[Aim of the task] Your task is to retype each line of the data below exactly.

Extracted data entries

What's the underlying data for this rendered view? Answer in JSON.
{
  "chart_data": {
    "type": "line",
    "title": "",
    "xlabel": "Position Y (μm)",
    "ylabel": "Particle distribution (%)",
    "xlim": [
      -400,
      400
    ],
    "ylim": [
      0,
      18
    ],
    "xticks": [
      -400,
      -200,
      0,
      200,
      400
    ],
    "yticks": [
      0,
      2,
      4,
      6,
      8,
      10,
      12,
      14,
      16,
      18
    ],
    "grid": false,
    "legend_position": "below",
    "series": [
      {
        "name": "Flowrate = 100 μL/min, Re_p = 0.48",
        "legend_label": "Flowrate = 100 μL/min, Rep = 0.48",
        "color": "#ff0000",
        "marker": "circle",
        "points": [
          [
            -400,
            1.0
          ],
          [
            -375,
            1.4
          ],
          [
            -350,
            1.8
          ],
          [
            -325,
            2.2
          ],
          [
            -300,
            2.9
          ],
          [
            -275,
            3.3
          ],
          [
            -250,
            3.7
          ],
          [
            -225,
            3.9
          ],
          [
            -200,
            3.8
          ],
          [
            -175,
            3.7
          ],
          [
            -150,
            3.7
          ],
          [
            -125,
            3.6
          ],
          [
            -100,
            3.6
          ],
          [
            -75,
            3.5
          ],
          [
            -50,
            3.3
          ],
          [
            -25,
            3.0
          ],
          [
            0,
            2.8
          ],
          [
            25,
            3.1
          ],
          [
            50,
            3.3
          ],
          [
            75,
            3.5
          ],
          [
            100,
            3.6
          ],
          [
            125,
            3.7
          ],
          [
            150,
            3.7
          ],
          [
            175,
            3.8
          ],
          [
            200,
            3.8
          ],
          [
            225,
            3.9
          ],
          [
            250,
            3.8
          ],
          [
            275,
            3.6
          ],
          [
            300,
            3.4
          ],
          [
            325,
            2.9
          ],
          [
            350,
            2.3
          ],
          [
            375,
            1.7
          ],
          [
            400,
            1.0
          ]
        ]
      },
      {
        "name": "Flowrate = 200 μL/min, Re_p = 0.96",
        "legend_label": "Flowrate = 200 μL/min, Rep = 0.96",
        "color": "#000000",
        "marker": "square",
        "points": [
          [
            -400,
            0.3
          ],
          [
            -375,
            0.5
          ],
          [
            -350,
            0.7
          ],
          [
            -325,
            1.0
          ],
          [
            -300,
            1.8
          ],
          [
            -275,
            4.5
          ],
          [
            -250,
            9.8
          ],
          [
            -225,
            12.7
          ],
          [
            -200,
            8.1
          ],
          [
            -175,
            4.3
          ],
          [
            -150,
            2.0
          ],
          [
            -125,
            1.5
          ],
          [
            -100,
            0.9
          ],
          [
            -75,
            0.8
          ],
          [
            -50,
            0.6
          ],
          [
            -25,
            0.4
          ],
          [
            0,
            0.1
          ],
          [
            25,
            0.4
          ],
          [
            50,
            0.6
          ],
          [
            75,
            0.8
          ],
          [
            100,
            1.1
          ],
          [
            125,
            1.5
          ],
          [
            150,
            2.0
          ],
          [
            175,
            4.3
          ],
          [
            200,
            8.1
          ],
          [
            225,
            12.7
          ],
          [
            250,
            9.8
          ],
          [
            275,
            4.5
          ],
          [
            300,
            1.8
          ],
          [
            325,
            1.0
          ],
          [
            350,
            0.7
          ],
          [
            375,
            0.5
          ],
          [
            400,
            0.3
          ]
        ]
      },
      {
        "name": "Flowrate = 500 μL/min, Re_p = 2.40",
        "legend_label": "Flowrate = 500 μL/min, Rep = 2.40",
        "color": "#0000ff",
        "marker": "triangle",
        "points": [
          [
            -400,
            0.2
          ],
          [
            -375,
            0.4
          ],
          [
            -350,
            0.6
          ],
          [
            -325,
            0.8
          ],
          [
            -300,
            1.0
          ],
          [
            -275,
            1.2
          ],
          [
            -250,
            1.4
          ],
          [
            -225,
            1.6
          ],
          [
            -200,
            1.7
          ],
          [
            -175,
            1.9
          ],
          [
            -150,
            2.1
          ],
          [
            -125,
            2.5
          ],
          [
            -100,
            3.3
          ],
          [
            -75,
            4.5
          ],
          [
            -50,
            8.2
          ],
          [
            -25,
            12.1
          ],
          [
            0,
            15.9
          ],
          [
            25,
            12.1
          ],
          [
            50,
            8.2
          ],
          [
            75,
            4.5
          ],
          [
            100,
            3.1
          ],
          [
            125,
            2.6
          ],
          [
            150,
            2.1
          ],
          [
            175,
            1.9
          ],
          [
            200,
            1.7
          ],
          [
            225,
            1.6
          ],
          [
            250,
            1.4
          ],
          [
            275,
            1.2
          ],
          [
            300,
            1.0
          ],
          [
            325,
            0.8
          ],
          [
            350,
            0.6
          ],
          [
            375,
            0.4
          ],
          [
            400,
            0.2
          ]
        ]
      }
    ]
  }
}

[Task response]
What's the underlying data for this rendered view? Answer in JSON.
{
  "chart_data": {
    "type": "line",
    "title": "",
    "xlabel": "Position Y (μm)",
    "ylabel": "Particle distribution (%)",
    "xlim": [
      -400,
      400
    ],
    "ylim": [
      0,
      18
    ],
    "xticks": [
      -400,
      -200,
      0,
      200,
      400
    ],
    "yticks": [
      0,
      2,
      4,
      6,
      8,
      10,
      12,
      14,
      16,
      18
    ],
    "grid": false,
    "legend_position": "below",
    "series": [
      {
        "name": "Flowrate = 100 μL/min, Re_p = 0.48",
        "legend_label": "Flowrate = 100 μL/min, Rep = 0.48",
        "color": "#ff0000",
        "marker": "circle",
        "points": [
          [
            -400,
            1.0
          ],
          [
            -375,
            1.4
          ],
          [
            -350,
            1.8
          ],
          [
            -325,
            2.2
          ],
          [
            -300,
            2.9
          ],
          [
            -275,
            3.3
          ],
          [
            -250,
            3.7
          ],
          [
            -225,
            3.9
          ],
          [
            -200,
            3.8
          ],
          [
            -175,
            3.7
          ],
          [
            -150,
            3.7
          ],
          [
            -125,
            3.6
          ],
          [
            -100,
            3.6
          ],
          [
            -75,
            3.5
          ],
          [
            -50,
            3.3
          ],
          [
            -25,
            3.0
          ],
          [
            0,
            2.8
          ],
          [
            25,
            3.1
          ],
          [
            50,
            3.3
          ],
          [
            75,
            3.5
          ],
          [
            100,
            3.6
          ],
          [
            125,
            3.7
          ],
          [
            150,
            3.7
          ],
          [
            175,
            3.8
          ],
          [
            200,
            3.8
          ],
          [
            225,
            3.9
          ],
          [
            250,
            3.8
          ],
          [
            275,
            3.6
          ],
          [
            300,
            3.4
          ],
          [
            325,
            2.9
          ],
          [
            350,
            2.3
          ],
          [
            375,
            1.7
          ],
          [
            400,
            1.0
          ]
        ]
      },
      {
        "name": "Flowrate = 200 μL/min, Re_p = 0.96",
        "legend_label": "Flowrate = 200 μL/min, Rep = 0.96",
        "color": "#000000",
        "marker": "square",
        "points": [
          [
            -400,
            0.3
          ],
          [
            -375,
            0.5
          ],
          [
            -350,
            0.7
          ],
          [
            -325,
            1.0
          ],
          [
            -300,
            1.8
          ],
          [
            -275,
            4.5
          ],
          [
            -250,
            9.8
          ],
          [
            -225,
            12.7
          ],
          [
            -200,
            8.1
          ],
          [
            -175,
            4.3
          ],
          [
            -150,
            2.0
          ],
          [
            -125,
            1.5
          ],
          [
            -100,
            0.9
          ],
          [
            -75,
            0.8
          ],
          [
            -50,
            0.6
          ],
          [
            -25,
            0.4
          ],
          [
            0,
            0.1
          ],
          [
            25,
            0.4
          ],
          [
            50,
            0.6
          ],
          [
            75,
            0.8
          ],
          [
            100,
            1.1
          ],
          [
            125,
            1.5
          ],
          [
            150,
            2.0
          ],
          [
            175,
            4.3
          ],
          [
            200,
            8.1
          ],
          [
            225,
            12.7
          ],
          [
            250,
            9.8
          ],
          [
            275,
            4.5
          ],
          [
            300,
            1.8
          ],
          [
            325,
            1.0
          ],
          [
            350,
            0.7
          ],
          [
            375,
            0.5
          ],
          [
            400,
            0.3
          ]
        ]
      },
      {
        "name": "Flowrate = 500 μL/min, Re_p = 2.40",
        "legend_label": "Flowrate = 500 μL/min, Rep = 2.40",
        "color": "#0000ff",
        "marker": "triangle",
        "points": [
          [
            -400,
            0.2
          ],
          [
            -375,
            0.4
          ],
          [
            -350,
            0.6
          ],
          [
            -325,
            0.8
          ],
          [
            -300,
            1.0
          ],
          [
            -275,
            1.2
          ],
          [
            -250,
            1.4
          ],
          [
            -225,
            1.6
          ],
          [
            -200,
            1.7
          ],
          [
            -175,
            1.9
          ],
          [
            -150,
            2.1
          ],
          [
            -125,
            2.5
          ],
          [
            -100,
            3.3
          ],
          [
            -75,
            4.5
          ],
          [
            -50,
            8.2
          ],
          [
            -25,
            12.1
          ],
          [
            0,
            15.9
          ],
          [
            25,
            12.1
          ],
          [
            50,
            8.2
          ],
          [
            75,
            4.5
          ],
          [
            100,
            3.1
          ],
          [
            125,
            2.6
          ],
          [
            150,
            2.1
          ],
          [
            175,
            1.9
          ],
          [
            200,
            1.7
          ],
          [
            225,
            1.6
          ],
          [
            250,
            1.4
          ],
          [
            275,
            1.2
          ],
          [
            300,
            1.0
          ],
          [
            325,
            0.8
          ],
          [
            350,
            0.6
          ],
          [
            375,
            0.4
          ],
          [
            400,
            0.2
          ]
        ]
      }
    ]
  }
}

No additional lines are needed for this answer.